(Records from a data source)
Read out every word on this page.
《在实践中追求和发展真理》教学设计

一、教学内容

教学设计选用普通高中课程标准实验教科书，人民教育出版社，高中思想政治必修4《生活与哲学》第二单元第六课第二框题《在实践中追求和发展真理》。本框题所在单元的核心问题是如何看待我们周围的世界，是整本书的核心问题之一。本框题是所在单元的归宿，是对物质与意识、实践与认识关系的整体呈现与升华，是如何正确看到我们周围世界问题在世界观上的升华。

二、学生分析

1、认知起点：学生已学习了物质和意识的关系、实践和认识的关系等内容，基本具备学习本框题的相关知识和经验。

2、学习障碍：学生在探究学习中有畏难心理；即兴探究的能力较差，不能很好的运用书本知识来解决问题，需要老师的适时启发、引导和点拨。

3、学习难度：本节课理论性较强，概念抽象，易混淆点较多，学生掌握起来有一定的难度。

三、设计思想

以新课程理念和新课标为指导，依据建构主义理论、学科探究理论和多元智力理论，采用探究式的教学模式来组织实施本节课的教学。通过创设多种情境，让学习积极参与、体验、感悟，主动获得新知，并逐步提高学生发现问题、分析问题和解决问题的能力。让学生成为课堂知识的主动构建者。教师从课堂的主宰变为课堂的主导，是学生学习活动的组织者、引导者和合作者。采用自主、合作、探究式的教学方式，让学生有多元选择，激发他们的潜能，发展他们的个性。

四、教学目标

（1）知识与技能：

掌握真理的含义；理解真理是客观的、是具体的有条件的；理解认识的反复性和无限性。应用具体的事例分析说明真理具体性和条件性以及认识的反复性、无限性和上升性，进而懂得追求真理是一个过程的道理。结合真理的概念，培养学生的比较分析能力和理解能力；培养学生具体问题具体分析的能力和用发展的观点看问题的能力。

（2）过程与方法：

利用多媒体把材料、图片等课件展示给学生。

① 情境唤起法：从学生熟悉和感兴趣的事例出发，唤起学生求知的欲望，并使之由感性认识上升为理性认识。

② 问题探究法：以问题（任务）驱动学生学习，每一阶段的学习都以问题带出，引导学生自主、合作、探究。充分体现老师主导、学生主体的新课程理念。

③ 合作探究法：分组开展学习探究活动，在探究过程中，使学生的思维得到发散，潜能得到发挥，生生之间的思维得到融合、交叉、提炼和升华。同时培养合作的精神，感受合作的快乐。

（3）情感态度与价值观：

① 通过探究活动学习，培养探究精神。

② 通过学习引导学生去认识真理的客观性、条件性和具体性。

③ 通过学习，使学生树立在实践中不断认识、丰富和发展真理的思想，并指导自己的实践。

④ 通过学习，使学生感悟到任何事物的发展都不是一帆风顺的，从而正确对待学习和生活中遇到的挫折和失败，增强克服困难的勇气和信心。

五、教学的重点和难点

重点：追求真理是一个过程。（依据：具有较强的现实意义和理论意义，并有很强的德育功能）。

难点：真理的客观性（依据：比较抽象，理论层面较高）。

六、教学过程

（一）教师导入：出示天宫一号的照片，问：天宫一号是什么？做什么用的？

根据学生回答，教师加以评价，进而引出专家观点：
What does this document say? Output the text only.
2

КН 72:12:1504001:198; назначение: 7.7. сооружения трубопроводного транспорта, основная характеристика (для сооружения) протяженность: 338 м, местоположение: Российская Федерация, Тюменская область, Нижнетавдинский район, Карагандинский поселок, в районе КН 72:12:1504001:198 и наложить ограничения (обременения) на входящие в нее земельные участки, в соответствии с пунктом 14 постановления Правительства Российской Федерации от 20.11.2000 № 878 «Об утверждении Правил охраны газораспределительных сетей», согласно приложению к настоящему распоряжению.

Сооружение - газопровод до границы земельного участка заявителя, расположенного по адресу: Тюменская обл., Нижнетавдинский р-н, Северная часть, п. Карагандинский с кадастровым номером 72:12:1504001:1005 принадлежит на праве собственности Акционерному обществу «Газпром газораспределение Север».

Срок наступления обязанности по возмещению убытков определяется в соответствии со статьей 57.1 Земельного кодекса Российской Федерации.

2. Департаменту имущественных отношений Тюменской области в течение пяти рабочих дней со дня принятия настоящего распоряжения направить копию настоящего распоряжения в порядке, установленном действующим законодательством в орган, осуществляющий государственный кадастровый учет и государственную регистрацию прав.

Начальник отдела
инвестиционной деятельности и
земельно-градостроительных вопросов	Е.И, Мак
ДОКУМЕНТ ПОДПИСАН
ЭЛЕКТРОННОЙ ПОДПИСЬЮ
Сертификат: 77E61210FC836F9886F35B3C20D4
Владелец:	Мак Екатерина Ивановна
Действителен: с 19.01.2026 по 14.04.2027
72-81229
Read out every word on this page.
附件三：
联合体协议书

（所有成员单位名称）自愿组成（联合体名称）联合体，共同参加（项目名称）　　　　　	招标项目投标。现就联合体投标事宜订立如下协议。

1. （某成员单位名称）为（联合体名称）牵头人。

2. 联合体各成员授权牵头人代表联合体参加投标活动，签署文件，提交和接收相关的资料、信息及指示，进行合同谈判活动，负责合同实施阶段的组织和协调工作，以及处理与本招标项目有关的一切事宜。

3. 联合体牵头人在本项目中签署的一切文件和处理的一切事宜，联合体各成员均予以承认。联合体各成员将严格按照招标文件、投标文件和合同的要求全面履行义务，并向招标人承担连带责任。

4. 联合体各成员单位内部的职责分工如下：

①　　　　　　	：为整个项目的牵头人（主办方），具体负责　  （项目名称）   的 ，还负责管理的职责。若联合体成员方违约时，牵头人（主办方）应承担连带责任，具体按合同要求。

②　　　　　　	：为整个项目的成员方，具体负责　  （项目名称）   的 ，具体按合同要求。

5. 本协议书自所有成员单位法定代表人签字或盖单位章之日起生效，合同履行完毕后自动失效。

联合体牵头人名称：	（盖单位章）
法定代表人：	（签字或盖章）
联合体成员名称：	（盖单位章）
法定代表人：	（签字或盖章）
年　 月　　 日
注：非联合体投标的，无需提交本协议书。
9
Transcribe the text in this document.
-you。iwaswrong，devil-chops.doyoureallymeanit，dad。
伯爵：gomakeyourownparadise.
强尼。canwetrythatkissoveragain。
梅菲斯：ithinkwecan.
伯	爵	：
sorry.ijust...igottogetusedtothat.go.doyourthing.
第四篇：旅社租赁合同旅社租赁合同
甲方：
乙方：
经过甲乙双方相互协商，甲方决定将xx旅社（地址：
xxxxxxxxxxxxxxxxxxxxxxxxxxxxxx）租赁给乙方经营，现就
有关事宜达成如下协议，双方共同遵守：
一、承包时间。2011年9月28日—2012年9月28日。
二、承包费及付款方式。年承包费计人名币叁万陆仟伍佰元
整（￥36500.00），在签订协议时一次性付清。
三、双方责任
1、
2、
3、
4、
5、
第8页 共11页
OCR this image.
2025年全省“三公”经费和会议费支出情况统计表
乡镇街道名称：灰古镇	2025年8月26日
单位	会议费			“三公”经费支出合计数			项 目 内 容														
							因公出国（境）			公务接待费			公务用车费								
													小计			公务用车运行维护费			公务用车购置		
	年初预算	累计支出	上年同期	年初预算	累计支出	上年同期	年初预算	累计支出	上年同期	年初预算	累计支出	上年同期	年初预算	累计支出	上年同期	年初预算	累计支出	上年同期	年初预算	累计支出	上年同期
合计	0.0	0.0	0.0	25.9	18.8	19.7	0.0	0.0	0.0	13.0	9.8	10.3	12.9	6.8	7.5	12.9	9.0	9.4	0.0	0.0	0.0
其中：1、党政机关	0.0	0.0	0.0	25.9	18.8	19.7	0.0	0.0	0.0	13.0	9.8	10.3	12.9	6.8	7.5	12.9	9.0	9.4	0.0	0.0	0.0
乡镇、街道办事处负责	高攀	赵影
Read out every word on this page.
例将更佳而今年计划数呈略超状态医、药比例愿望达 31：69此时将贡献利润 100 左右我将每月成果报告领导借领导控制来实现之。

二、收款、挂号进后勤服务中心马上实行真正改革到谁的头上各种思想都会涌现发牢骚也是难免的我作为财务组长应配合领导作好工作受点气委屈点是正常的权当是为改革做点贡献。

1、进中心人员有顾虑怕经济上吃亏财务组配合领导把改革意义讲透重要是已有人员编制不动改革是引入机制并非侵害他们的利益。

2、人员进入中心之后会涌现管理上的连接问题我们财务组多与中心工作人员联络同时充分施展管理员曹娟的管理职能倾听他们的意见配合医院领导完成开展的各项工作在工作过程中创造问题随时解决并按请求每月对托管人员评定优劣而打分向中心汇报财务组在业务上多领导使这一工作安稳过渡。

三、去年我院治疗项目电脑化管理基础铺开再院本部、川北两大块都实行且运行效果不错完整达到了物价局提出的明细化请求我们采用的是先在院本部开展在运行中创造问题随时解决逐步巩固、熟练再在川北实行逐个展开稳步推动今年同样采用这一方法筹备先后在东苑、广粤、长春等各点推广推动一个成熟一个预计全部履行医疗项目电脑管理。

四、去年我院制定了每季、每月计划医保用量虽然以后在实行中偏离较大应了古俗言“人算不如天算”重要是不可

*To be done*: What is the number of lines in the records above that include the word "具体负责"? Reply with that number and nothing more.

*Result*: 2